- Work to do
Look below and pull out each line with the word "this".

#### Information provided ####

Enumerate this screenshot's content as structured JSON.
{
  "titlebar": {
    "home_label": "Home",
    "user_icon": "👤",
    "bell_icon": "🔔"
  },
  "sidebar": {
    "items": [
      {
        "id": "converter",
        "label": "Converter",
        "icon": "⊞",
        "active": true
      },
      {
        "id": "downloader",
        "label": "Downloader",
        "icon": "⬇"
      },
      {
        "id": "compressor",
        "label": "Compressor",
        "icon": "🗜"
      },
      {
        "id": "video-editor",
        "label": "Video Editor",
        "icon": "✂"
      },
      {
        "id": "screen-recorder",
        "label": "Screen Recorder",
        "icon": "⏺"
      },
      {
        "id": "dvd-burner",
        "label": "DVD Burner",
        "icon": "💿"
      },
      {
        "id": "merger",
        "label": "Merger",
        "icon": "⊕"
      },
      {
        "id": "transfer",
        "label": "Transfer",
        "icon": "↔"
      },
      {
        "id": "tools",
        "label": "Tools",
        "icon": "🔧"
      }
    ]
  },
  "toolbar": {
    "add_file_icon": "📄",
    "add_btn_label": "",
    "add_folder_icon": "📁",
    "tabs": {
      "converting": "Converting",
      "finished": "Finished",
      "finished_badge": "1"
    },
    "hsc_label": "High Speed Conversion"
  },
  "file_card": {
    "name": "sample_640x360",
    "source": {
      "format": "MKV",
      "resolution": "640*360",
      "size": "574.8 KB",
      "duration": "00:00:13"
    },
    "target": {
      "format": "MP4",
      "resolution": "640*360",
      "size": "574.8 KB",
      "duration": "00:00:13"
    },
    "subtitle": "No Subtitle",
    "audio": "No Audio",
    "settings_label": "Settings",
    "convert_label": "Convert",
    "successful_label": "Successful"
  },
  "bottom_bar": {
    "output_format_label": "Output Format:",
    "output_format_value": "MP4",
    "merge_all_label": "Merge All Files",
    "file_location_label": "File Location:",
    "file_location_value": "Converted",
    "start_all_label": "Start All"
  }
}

####
#### Information provided ####

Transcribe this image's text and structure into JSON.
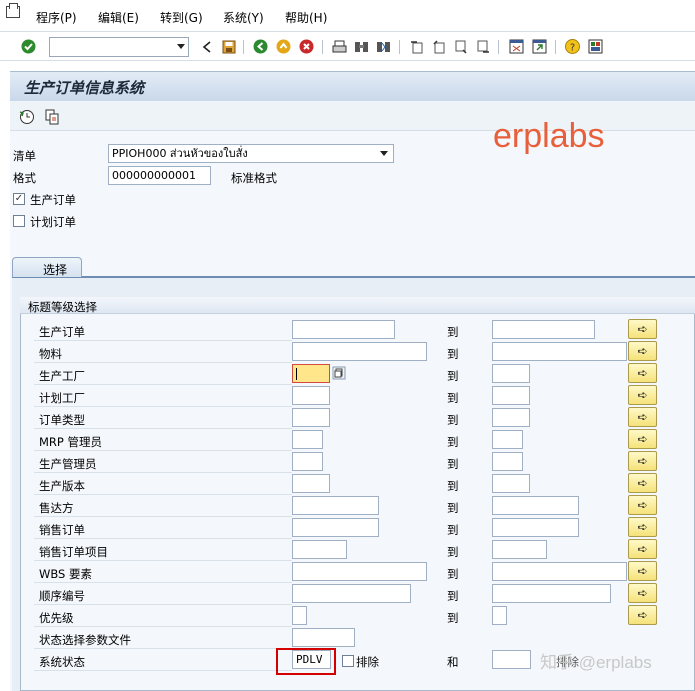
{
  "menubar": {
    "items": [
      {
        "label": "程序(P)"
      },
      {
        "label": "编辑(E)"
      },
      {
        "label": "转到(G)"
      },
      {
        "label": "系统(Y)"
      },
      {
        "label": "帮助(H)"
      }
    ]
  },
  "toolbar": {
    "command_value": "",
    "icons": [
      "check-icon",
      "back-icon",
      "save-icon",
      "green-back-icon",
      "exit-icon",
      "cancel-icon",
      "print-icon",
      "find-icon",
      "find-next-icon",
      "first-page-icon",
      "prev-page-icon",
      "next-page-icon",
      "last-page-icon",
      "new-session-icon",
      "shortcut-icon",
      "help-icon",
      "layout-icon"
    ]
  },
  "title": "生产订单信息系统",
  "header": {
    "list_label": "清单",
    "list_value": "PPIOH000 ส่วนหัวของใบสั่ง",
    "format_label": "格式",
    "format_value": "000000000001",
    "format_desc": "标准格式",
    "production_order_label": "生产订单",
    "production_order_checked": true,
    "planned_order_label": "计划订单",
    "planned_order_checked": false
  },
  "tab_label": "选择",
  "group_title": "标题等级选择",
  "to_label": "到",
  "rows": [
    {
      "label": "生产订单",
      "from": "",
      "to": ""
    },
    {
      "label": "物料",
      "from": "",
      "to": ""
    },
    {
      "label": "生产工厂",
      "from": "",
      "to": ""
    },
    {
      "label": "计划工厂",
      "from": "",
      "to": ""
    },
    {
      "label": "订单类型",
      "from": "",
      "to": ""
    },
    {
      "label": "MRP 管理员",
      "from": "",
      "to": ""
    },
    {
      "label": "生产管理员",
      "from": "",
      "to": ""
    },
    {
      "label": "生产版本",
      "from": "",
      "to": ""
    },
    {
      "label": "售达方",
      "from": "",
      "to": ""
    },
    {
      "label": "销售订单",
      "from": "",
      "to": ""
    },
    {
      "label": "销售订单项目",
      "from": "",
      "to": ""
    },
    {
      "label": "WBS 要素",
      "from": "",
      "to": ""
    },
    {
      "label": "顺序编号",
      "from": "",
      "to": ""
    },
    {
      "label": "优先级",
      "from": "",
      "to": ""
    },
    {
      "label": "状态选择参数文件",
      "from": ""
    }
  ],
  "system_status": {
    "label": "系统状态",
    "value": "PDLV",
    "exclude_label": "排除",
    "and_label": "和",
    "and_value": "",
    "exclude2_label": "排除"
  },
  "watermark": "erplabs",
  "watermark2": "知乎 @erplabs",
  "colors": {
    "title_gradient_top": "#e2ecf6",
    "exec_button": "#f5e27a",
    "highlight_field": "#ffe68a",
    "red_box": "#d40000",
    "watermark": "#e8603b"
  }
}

####

- Solution
Enumerate this screenshot's content as structured JSON.
Transcribe this image's text and structure into JSON.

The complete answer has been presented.